#### Exercise goal
Will you give the material below again, every line exactly as it is?

-- Start Items --

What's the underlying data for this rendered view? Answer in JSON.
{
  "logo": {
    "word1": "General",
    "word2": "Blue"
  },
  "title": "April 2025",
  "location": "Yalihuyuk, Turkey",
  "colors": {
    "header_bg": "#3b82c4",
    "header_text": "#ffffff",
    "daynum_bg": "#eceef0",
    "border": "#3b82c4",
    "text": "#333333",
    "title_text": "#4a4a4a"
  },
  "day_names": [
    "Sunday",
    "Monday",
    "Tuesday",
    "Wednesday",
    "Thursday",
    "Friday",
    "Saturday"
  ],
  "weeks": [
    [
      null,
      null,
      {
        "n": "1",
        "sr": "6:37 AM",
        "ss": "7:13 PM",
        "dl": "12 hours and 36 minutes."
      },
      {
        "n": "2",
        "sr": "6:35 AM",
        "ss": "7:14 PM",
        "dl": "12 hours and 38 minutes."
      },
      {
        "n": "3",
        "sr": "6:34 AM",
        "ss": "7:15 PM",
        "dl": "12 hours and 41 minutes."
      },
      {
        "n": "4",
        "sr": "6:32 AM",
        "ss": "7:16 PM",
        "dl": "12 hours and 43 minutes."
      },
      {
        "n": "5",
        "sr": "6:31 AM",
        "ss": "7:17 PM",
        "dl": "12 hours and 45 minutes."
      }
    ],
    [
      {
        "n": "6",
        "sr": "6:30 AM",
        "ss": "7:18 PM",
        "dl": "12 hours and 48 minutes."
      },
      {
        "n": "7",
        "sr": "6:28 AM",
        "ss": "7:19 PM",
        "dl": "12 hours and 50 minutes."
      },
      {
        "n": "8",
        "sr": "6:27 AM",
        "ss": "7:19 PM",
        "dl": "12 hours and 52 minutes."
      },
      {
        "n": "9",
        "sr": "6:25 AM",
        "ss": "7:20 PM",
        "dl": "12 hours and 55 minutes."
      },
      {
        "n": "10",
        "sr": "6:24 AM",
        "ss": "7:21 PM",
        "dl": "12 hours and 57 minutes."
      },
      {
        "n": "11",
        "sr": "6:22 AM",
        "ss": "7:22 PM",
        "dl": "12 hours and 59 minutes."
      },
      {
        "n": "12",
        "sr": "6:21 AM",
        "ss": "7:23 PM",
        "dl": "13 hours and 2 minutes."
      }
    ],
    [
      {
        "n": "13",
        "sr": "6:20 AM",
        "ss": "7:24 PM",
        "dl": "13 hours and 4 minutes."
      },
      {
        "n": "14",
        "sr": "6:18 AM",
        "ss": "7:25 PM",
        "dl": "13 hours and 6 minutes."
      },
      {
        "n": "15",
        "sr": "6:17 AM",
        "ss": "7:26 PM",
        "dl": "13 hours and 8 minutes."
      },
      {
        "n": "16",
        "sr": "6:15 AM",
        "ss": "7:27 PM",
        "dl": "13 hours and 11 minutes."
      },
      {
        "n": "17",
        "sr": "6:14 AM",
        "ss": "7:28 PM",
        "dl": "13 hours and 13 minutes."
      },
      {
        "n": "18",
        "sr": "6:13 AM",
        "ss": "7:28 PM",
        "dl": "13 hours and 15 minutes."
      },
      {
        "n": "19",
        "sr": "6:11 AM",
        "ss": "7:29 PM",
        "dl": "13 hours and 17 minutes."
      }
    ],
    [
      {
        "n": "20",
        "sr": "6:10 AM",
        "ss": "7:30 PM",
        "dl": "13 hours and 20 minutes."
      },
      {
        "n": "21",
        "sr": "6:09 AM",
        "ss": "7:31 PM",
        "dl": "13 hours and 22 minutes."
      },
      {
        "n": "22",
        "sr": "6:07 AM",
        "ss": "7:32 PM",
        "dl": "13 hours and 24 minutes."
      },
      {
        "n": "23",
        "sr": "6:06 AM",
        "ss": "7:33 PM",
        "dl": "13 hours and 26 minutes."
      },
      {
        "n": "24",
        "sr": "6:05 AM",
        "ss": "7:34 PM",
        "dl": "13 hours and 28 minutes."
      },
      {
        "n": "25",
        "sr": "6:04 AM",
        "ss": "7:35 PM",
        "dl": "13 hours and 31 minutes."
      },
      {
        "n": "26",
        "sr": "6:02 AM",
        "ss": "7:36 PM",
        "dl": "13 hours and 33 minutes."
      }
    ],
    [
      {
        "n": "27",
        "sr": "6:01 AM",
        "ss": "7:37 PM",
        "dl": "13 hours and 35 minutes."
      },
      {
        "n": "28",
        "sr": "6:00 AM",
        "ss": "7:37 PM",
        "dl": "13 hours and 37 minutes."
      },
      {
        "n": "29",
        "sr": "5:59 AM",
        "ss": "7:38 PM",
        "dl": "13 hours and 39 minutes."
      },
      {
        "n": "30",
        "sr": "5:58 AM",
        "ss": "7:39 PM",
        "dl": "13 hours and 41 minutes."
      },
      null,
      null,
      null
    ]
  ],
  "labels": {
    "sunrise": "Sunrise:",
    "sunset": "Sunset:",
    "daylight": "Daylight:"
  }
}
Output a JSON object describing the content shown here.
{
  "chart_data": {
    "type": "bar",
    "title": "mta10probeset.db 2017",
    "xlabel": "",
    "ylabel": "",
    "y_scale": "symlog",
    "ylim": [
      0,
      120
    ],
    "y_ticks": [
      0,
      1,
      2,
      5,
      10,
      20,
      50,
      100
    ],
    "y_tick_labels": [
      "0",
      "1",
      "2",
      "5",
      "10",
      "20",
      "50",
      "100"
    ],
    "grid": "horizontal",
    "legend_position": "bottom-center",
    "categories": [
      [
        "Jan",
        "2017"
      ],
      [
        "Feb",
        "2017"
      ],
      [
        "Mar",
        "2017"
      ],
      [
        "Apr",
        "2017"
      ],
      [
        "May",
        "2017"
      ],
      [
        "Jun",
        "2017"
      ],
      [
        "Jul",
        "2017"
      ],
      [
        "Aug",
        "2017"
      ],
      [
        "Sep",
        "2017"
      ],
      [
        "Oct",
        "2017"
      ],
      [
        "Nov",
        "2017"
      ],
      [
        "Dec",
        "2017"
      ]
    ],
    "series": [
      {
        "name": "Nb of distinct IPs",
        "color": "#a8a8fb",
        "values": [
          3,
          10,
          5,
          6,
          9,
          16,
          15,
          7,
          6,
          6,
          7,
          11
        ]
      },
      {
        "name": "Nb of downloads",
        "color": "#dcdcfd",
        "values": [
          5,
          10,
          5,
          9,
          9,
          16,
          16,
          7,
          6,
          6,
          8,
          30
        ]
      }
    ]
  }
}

-- End Items --

#### Solved exercise
What's the underlying data for this rendered view? Answer in JSON.
{
  "logo": {
    "word1": "General",
    "word2": "Blue"
  },
  "title": "April 2025",
  "location": "Yalihuyuk, Turkey",
  "colors": {
    "header_bg": "#3b82c4",
    "header_text": "#ffffff",
    "daynum_bg": "#eceef0",
    "border": "#3b82c4",
    "text": "#333333",
    "title_text": "#4a4a4a"
  },
  "day_names": [
    "Sunday",
    "Monday",
    "Tuesday",
    "Wednesday",
    "Thursday",
    "Friday",
    "Saturday"
  ],
  "weeks": [
    [
      null,
      null,
      {
        "n": "1",
        "sr": "6:37 AM",
        "ss": "7:13 PM",
        "dl": "12 hours and 36 minutes."
      },
      {
        "n": "2",
        "sr": "6:35 AM",
        "ss": "7:14 PM",
        "dl": "12 hours and 38 minutes."
      },
      {
        "n": "3",
        "sr": "6:34 AM",
        "ss": "7:15 PM",
        "dl": "12 hours and 41 minutes."
      },
      {
        "n": "4",
        "sr": "6:32 AM",
        "ss": "7:16 PM",
        "dl": "12 hours and 43 minutes."
      },
      {
        "n": "5",
        "sr": "6:31 AM",
        "ss": "7:17 PM",
        "dl": "12 hours and 45 minutes."
      }
    ],
    [
      {
        "n": "6",
        "sr": "6:30 AM",
        "ss": "7:18 PM",
        "dl": "12 hours and 48 minutes."
      },
      {
        "n": "7",
        "sr": "6:28 AM",
        "ss": "7:19 PM",
        "dl": "12 hours and 50 minutes."
      },
      {
        "n": "8",
        "sr": "6:27 AM",
        "ss": "7:19 PM",
        "dl": "12 hours and 52 minutes."
      },
      {
        "n": "9",
        "sr": "6:25 AM",
        "ss": "7:20 PM",
        "dl": "12 hours and 55 minutes."
      },
      {
        "n": "10",
        "sr": "6:24 AM",
        "ss": "7:21 PM",
        "dl": "12 hours and 57 minutes."
      },
      {
        "n": "11",
        "sr": "6:22 AM",
        "ss": "7:22 PM",
        "dl": "12 hours and 59 minutes."
      },
      {
        "n": "12",
        "sr": "6:21 AM",
        "ss": "7:23 PM",
        "dl": "13 hours and 2 minutes."
      }
    ],
    [
      {
        "n": "13",
        "sr": "6:20 AM",
        "ss": "7:24 PM",
        "dl": "13 hours and 4 minutes."
      },
      {
        "n": "14",
        "sr": "6:18 AM",
        "ss": "7:25 PM",
        "dl": "13 hours and 6 minutes."
      },
      {
        "n": "15",
        "sr": "6:17 AM",
        "ss": "7:26 PM",
        "dl": "13 hours and 8 minutes."
      },
      {
        "n": "16",
        "sr": "6:15 AM",
        "ss": "7:27 PM",
        "dl": "13 hours and 11 minutes."
      },
      {
        "n": "17",
        "sr": "6:14 AM",
        "ss": "7:28 PM",
        "dl": "13 hours and 13 minutes."
      },
      {
        "n": "18",
        "sr": "6:13 AM",
        "ss": "7:28 PM",
        "dl": "13 hours and 15 minutes."
      },
      {
        "n": "19",
        "sr": "6:11 AM",
        "ss": "7:29 PM",
        "dl": "13 hours and 17 minutes."
      }
    ],
    [
      {
        "n": "20",
        "sr": "6:10 AM",
        "ss": "7:30 PM",
        "dl": "13 hours and 20 minutes."
      },
      {
        "n": "21",
        "sr": "6:09 AM",
        "ss": "7:31 PM",
        "dl": "13 hours and 22 minutes."
      },
      {
        "n": "22",
        "sr": "6:07 AM",
        "ss": "7:32 PM",
        "dl": "13 hours and 24 minutes."
      },
      {
        "n": "23",
        "sr": "6:06 AM",
        "ss": "7:33 PM",
        "dl": "13 hours and 26 minutes."
      },
      {
        "n": "24",
        "sr": "6:05 AM",
        "ss": "7:34 PM",
        "dl": "13 hours and 28 minutes."
      },
      {
        "n": "25",
        "sr": "6:04 AM",
        "ss": "7:35 PM",
        "dl": "13 hours and 31 minutes."
      },
      {
        "n": "26",
        "sr": "6:02 AM",
        "ss": "7:36 PM",
        "dl": "13 hours and 33 minutes."
      }
    ],
    [
      {
        "n": "27",
        "sr": "6:01 AM",
        "ss": "7:37 PM",
        "dl": "13 hours and 35 minutes."
      },
      {
        "n": "28",
        "sr": "6:00 AM",
        "ss": "7:37 PM",
        "dl": "13 hours and 37 minutes."
      },
      {
        "n": "29",
        "sr": "5:59 AM",
        "ss": "7:38 PM",
        "dl": "13 hours and 39 minutes."
      },
      {
        "n": "30",
        "sr": "5:58 AM",
        "ss": "7:39 PM",
        "dl": "13 hours and 41 minutes."
      },
      null,
      null,
      null
    ]
  ],
  "labels": {
    "sunrise": "Sunrise:",
    "sunset": "Sunset:",
    "daylight": "Daylight:"
  }
}
Output a JSON object describing the content shown here.
{
  "chart_data": {
    "type": "bar",
    "title": "mta10probeset.db 2017",
    "xlabel": "",
    "ylabel": "",
    "y_scale": "symlog",
    "ylim": [
      0,
      120
    ],
    "y_ticks": [
      0,
      1,
      2,
      5,
      10,
      20,
      50,
      100
    ],
    "y_tick_labels": [
      "0",
      "1",
      "2",
      "5",
      "10",
      "20",
      "50",
      "100"
    ],
    "grid": "horizontal",
    "legend_position": "bottom-center",
    "categories": [
      [
        "Jan",
        "2017"
      ],
      [
        "Feb",
        "2017"
      ],
      [
        "Mar",
        "2017"
      ],
      [
        "Apr",
        "2017"
      ],
      [
        "May",
        "2017"
      ],
      [
        "Jun",
        "2017"
      ],
      [
        "Jul",
        "2017"
      ],
      [
        "Aug",
        "2017"
      ],
      [
        "Sep",
        "2017"
      ],
      [
        "Oct",
        "2017"
      ],
      [
        "Nov",
        "2017"
      ],
      [
        "Dec",
        "2017"
      ]
    ],
    "series": [
      {
        "name": "Nb of distinct IPs",
        "color": "#a8a8fb",
        "values": [
          3,
          10,
          5,
          6,
          9,
          16,
          15,
          7,
          6,
          6,
          7,
          11
        ]
      },
      {
        "name": "Nb of downloads",
        "color": "#dcdcfd",
        "values": [
          5,
          10,
          5,
          9,
          9,
          16,
          16,
          7,
          6,
          6,
          8,
          30
        ]
      }
    ]
  }
}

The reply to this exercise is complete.